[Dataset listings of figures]

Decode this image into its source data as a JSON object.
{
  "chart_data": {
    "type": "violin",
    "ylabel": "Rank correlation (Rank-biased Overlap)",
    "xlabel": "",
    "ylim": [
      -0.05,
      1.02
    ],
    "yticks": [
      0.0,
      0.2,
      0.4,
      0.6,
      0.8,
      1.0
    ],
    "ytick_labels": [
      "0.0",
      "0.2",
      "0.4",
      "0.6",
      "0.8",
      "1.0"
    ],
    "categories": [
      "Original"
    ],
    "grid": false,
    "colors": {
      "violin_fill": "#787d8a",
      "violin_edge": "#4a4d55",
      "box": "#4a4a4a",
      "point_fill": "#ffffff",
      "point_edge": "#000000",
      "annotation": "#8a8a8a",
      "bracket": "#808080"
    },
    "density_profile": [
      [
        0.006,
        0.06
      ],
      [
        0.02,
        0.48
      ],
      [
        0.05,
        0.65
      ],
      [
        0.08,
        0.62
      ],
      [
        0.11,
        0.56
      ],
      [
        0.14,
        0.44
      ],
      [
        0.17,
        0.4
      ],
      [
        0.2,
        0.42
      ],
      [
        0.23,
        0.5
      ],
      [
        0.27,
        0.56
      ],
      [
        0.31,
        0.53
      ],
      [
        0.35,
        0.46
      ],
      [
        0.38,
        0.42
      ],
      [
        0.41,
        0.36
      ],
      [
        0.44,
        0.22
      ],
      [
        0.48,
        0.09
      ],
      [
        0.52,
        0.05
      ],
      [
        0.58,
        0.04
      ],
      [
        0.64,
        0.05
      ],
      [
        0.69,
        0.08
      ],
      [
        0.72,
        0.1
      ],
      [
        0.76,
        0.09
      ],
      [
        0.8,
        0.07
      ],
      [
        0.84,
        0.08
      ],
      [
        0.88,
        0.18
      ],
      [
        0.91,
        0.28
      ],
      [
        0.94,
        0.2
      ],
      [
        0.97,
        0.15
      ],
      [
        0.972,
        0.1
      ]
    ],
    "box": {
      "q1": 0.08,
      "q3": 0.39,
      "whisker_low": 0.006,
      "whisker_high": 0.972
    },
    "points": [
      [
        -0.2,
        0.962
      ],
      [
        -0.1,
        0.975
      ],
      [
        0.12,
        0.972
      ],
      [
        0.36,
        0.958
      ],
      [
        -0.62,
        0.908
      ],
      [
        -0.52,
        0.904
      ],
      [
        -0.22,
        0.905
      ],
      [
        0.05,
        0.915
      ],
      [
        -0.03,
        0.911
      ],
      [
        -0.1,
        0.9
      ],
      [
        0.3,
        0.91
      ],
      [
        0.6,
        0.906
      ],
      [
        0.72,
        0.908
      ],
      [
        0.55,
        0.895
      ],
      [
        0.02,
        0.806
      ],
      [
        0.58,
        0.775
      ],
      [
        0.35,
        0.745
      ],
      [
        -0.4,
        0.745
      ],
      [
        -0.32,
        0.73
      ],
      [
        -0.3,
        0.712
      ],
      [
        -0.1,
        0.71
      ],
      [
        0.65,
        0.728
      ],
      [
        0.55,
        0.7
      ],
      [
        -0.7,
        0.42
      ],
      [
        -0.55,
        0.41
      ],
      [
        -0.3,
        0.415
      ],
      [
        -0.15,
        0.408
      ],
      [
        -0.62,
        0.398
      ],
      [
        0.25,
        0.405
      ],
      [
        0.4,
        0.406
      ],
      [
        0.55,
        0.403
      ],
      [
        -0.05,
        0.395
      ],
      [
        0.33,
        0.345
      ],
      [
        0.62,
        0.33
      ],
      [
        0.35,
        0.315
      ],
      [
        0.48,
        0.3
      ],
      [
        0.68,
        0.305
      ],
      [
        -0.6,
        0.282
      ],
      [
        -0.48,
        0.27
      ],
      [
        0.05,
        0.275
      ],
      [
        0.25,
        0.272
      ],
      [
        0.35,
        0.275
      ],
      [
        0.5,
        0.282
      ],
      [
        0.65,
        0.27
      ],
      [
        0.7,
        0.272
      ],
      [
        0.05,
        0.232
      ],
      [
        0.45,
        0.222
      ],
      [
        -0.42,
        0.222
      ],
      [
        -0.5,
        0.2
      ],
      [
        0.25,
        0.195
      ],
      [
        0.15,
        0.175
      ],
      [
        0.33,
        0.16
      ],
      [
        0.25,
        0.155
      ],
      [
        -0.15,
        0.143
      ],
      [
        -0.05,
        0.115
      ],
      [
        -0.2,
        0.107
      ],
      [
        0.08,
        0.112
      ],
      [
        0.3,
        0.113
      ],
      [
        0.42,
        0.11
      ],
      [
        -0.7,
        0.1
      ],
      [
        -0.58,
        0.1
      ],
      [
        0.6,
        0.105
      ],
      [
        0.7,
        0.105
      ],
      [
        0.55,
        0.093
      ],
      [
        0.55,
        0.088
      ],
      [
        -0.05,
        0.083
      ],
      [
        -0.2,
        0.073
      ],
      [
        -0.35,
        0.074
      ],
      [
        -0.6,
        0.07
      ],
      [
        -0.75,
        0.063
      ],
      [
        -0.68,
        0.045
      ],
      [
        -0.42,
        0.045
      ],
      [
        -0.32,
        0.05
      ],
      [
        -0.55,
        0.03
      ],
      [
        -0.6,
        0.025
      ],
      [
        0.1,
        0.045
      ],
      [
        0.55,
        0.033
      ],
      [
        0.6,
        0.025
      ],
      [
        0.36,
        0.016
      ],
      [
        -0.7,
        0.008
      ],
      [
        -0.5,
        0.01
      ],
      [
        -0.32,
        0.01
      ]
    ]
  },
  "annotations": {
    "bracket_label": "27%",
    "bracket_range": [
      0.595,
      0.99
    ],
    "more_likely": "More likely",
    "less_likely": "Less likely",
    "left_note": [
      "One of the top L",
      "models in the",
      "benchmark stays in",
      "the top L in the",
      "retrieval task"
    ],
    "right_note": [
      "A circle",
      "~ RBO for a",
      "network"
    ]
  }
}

WHAT NEEDS TO BE DONE | Transcribe the material exactly as it reads.

EXERCISE RESULT |
Decode this image into its source data as a JSON object.
{
  "chart_data": {
    "type": "violin",
    "ylabel": "Rank correlation (Rank-biased Overlap)",
    "xlabel": "",
    "ylim": [
      -0.05,
      1.02
    ],
    "yticks": [
      0.0,
      0.2,
      0.4,
      0.6,
      0.8,
      1.0
    ],
    "ytick_labels": [
      "0.0",
      "0.2",
      "0.4",
      "0.6",
      "0.8",
      "1.0"
    ],
    "categories": [
      "Original"
    ],
    "grid": false,
    "colors": {
      "violin_fill": "#787d8a",
      "violin_edge": "#4a4d55",
      "box": "#4a4a4a",
      "point_fill": "#ffffff",
      "point_edge": "#000000",
      "annotation": "#8a8a8a",
      "bracket": "#808080"
    },
    "density_profile": [
      [
        0.006,
        0.06
      ],
      [
        0.02,
        0.48
      ],
      [
        0.05,
        0.65
      ],
      [
        0.08,
        0.62
      ],
      [
        0.11,
        0.56
      ],
      [
        0.14,
        0.44
      ],
      [
        0.17,
        0.4
      ],
      [
        0.2,
        0.42
      ],
      [
        0.23,
        0.5
      ],
      [
        0.27,
        0.56
      ],
      [
        0.31,
        0.53
      ],
      [
        0.35,
        0.46
      ],
      [
        0.38,
        0.42
      ],
      [
        0.41,
        0.36
      ],
      [
        0.44,
        0.22
      ],
      [
        0.48,
        0.09
      ],
      [
        0.52,
        0.05
      ],
      [
        0.58,
        0.04
      ],
      [
        0.64,
        0.05
      ],
      [
        0.69,
        0.08
      ],
      [
        0.72,
        0.1
      ],
      [
        0.76,
        0.09
      ],
      [
        0.8,
        0.07
      ],
      [
        0.84,
        0.08
      ],
      [
        0.88,
        0.18
      ],
      [
        0.91,
        0.28
      ],
      [
        0.94,
        0.2
      ],
      [
        0.97,
        0.15
      ],
      [
        0.972,
        0.1
      ]
    ],
    "box": {
      "q1": 0.08,
      "q3": 0.39,
      "whisker_low": 0.006,
      "whisker_high": 0.972
    },
    "points": [
      [
        -0.2,
        0.962
      ],
      [
        -0.1,
        0.975
      ],
      [
        0.12,
        0.972
      ],
      [
        0.36,
        0.958
      ],
      [
        -0.62,
        0.908
      ],
      [
        -0.52,
        0.904
      ],
      [
        -0.22,
        0.905
      ],
      [
        0.05,
        0.915
      ],
      [
        -0.03,
        0.911
      ],
      [
        -0.1,
        0.9
      ],
      [
        0.3,
        0.91
      ],
      [
        0.6,
        0.906
      ],
      [
        0.72,
        0.908
      ],
      [
        0.55,
        0.895
      ],
      [
        0.02,
        0.806
      ],
      [
        0.58,
        0.775
      ],
      [
        0.35,
        0.745
      ],
      [
        -0.4,
        0.745
      ],
      [
        -0.32,
        0.73
      ],
      [
        -0.3,
        0.712
      ],
      [
        -0.1,
        0.71
      ],
      [
        0.65,
        0.728
      ],
      [
        0.55,
        0.7
      ],
      [
        -0.7,
        0.42
      ],
      [
        -0.55,
        0.41
      ],
      [
        -0.3,
        0.415
      ],
      [
        -0.15,
        0.408
      ],
      [
        -0.62,
        0.398
      ],
      [
        0.25,
        0.405
      ],
      [
        0.4,
        0.406
      ],
      [
        0.55,
        0.403
      ],
      [
        -0.05,
        0.395
      ],
      [
        0.33,
        0.345
      ],
      [
        0.62,
        0.33
      ],
      [
        0.35,
        0.315
      ],
      [
        0.48,
        0.3
      ],
      [
        0.68,
        0.305
      ],
      [
        -0.6,
        0.282
      ],
      [
        -0.48,
        0.27
      ],
      [
        0.05,
        0.275
      ],
      [
        0.25,
        0.272
      ],
      [
        0.35,
        0.275
      ],
      [
        0.5,
        0.282
      ],
      [
        0.65,
        0.27
      ],
      [
        0.7,
        0.272
      ],
      [
        0.05,
        0.232
      ],
      [
        0.45,
        0.222
      ],
      [
        -0.42,
        0.222
      ],
      [
        -0.5,
        0.2
      ],
      [
        0.25,
        0.195
      ],
      [
        0.15,
        0.175
      ],
      [
        0.33,
        0.16
      ],
      [
        0.25,
        0.155
      ],
      [
        -0.15,
        0.143
      ],
      [
        -0.05,
        0.115
      ],
      [
        -0.2,
        0.107
      ],
      [
        0.08,
        0.112
      ],
      [
        0.3,
        0.113
      ],
      [
        0.42,
        0.11
      ],
      [
        -0.7,
        0.1
      ],
      [
        -0.58,
        0.1
      ],
      [
        0.6,
        0.105
      ],
      [
        0.7,
        0.105
      ],
      [
        0.55,
        0.093
      ],
      [
        0.55,
        0.088
      ],
      [
        -0.05,
        0.083
      ],
      [
        -0.2,
        0.073
      ],
      [
        -0.35,
        0.074
      ],
      [
        -0.6,
        0.07
      ],
      [
        -0.75,
        0.063
      ],
      [
        -0.68,
        0.045
      ],
      [
        -0.42,
        0.045
      ],
      [
        -0.32,
        0.05
      ],
      [
        -0.55,
        0.03
      ],
      [
        -0.6,
        0.025
      ],
      [
        0.1,
        0.045
      ],
      [
        0.55,
        0.033
      ],
      [
        0.6,
        0.025
      ],
      [
        0.36,
        0.016
      ],
      [
        -0.7,
        0.008
      ],
      [
        -0.5,
        0.01
      ],
      [
        -0.32,
        0.01
      ]
    ]
  },
  "annotations": {
    "bracket_label": "27%",
    "bracket_range": [
      0.595,
      0.99
    ],
    "more_likely": "More likely",
    "less_likely": "Less likely",
    "left_note": [
      "One of the top L",
      "models in the",
      "benchmark stays in",
      "the top L in the",
      "retrieval task"
    ],
    "right_note": [
      "A circle",
      "~ RBO for a",
      "network"
    ]
  }
}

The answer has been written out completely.